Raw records
* Begin *

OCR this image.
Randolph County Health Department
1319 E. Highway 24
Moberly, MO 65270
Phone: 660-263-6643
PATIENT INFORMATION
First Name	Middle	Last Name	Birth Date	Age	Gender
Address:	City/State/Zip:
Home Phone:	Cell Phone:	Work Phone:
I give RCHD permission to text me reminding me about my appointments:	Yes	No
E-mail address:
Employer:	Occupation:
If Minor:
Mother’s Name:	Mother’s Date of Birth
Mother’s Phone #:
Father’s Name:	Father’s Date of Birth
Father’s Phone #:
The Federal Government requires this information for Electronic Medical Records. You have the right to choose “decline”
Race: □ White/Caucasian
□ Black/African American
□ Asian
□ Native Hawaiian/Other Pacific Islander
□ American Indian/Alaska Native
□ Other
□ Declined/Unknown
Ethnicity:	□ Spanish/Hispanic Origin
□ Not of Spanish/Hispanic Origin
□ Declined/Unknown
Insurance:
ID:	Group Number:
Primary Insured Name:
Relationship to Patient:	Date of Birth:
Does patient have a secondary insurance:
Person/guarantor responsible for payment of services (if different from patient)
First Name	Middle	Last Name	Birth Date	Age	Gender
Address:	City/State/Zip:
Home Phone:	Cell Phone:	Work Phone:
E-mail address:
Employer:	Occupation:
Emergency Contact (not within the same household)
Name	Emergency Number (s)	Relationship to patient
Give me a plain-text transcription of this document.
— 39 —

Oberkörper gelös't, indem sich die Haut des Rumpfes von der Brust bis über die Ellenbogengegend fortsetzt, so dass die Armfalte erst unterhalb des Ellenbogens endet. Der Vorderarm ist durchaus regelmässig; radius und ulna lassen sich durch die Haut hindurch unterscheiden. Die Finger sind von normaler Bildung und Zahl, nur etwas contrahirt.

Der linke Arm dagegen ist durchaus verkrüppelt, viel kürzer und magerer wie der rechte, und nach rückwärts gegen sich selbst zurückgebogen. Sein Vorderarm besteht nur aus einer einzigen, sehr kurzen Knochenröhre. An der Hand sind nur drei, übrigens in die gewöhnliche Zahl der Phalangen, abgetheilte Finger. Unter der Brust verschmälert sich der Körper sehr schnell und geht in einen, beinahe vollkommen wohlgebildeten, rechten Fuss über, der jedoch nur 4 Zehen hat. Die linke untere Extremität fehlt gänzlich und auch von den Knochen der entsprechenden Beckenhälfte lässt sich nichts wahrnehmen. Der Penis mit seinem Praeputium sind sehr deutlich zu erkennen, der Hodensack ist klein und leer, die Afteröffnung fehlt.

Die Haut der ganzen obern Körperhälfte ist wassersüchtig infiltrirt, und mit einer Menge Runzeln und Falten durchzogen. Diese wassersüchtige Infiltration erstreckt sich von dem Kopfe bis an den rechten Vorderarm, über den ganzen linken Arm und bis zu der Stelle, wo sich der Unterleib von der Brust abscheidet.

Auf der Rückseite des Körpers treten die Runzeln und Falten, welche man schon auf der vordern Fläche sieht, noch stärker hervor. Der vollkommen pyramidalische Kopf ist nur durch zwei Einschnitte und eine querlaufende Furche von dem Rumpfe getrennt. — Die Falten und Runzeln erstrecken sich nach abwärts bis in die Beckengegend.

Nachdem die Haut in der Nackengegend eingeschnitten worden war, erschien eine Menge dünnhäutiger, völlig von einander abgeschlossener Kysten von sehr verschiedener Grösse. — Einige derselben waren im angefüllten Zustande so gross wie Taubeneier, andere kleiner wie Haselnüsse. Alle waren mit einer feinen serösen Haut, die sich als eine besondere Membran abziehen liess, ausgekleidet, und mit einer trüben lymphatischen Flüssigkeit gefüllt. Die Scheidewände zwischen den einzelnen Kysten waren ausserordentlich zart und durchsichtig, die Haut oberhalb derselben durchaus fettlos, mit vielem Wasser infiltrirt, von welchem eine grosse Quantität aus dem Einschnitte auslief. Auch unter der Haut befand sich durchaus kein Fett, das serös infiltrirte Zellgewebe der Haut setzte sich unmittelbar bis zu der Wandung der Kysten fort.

* End *

[WHAT THE EXERCISE ASKS]: Reproduce the material precisely, including every line.

[ANSWER BELOW]:
OCR this image.
Randolph County Health Department
1319 E. Highway 24
Moberly, MO 65270
Phone: 660-263-6643
PATIENT INFORMATION
First Name	Middle	Last Name	Birth Date	Age	Gender
Address:	City/State/Zip:
Home Phone:	Cell Phone:	Work Phone:
I give RCHD permission to text me reminding me about my appointments:	Yes	No
E-mail address:
Employer:	Occupation:
If Minor:
Mother’s Name:	Mother’s Date of Birth
Mother’s Phone #:
Father’s Name:	Father’s Date of Birth
Father’s Phone #:
The Federal Government requires this information for Electronic Medical Records. You have the right to choose “decline”
Race: □ White/Caucasian
□ Black/African American
□ Asian
□ Native Hawaiian/Other Pacific Islander
□ American Indian/Alaska Native
□ Other
□ Declined/Unknown
Ethnicity:	□ Spanish/Hispanic Origin
□ Not of Spanish/Hispanic Origin
□ Declined/Unknown
Insurance:
ID:	Group Number:
Primary Insured Name:
Relationship to Patient:	Date of Birth:
Does patient have a secondary insurance:
Person/guarantor responsible for payment of services (if different from patient)
First Name	Middle	Last Name	Birth Date	Age	Gender
Address:	City/State/Zip:
Home Phone:	Cell Phone:	Work Phone:
E-mail address:
Employer:	Occupation:
Emergency Contact (not within the same household)
Name	Emergency Number (s)	Relationship to patient
Give me a plain-text transcription of this document.
— 39 —

Oberkörper gelös't, indem sich die Haut des Rumpfes von der Brust bis über die Ellenbogengegend fortsetzt, so dass die Armfalte erst unterhalb des Ellenbogens endet. Der Vorderarm ist durchaus regelmässig; radius und ulna lassen sich durch die Haut hindurch unterscheiden. Die Finger sind von normaler Bildung und Zahl, nur etwas contrahirt.

Der linke Arm dagegen ist durchaus verkrüppelt, viel kürzer und magerer wie der rechte, und nach rückwärts gegen sich selbst zurückgebogen. Sein Vorderarm besteht nur aus einer einzigen, sehr kurzen Knochenröhre. An der Hand sind nur drei, übrigens in die gewöhnliche Zahl der Phalangen, abgetheilte Finger. Unter der Brust verschmälert sich der Körper sehr schnell und geht in einen, beinahe vollkommen wohlgebildeten, rechten Fuss über, der jedoch nur 4 Zehen hat. Die linke untere Extremität fehlt gänzlich und auch von den Knochen der entsprechenden Beckenhälfte lässt sich nichts wahrnehmen. Der Penis mit seinem Praeputium sind sehr deutlich zu erkennen, der Hodensack ist klein und leer, die Afteröffnung fehlt.

Die Haut der ganzen obern Körperhälfte ist wassersüchtig infiltrirt, und mit einer Menge Runzeln und Falten durchzogen. Diese wassersüchtige Infiltration erstreckt sich von dem Kopfe bis an den rechten Vorderarm, über den ganzen linken Arm und bis zu der Stelle, wo sich der Unterleib von der Brust abscheidet.

Auf der Rückseite des Körpers treten die Runzeln und Falten, welche man schon auf der vordern Fläche sieht, noch stärker hervor. Der vollkommen pyramidalische Kopf ist nur durch zwei Einschnitte und eine querlaufende Furche von dem Rumpfe getrennt. — Die Falten und Runzeln erstrecken sich nach abwärts bis in die Beckengegend.

Nachdem die Haut in der Nackengegend eingeschnitten worden war, erschien eine Menge dünnhäutiger, völlig von einander abgeschlossener Kysten von sehr verschiedener Grösse. — Einige derselben waren im angefüllten Zustande so gross wie Taubeneier, andere kleiner wie Haselnüsse. Alle waren mit einer feinen serösen Haut, die sich als eine besondere Membran abziehen liess, ausgekleidet, und mit einer trüben lymphatischen Flüssigkeit gefüllt. Die Scheidewände zwischen den einzelnen Kysten waren ausserordentlich zart und durchsichtig, die Haut oberhalb derselben durchaus fettlos, mit vielem Wasser infiltrirt, von welchem eine grosse Quantität aus dem Einschnitte auslief. Auch unter der Haut befand sich durchaus kein Fett, das serös infiltrirte Zellgewebe der Haut setzte sich unmittelbar bis zu der Wandung der Kysten fort.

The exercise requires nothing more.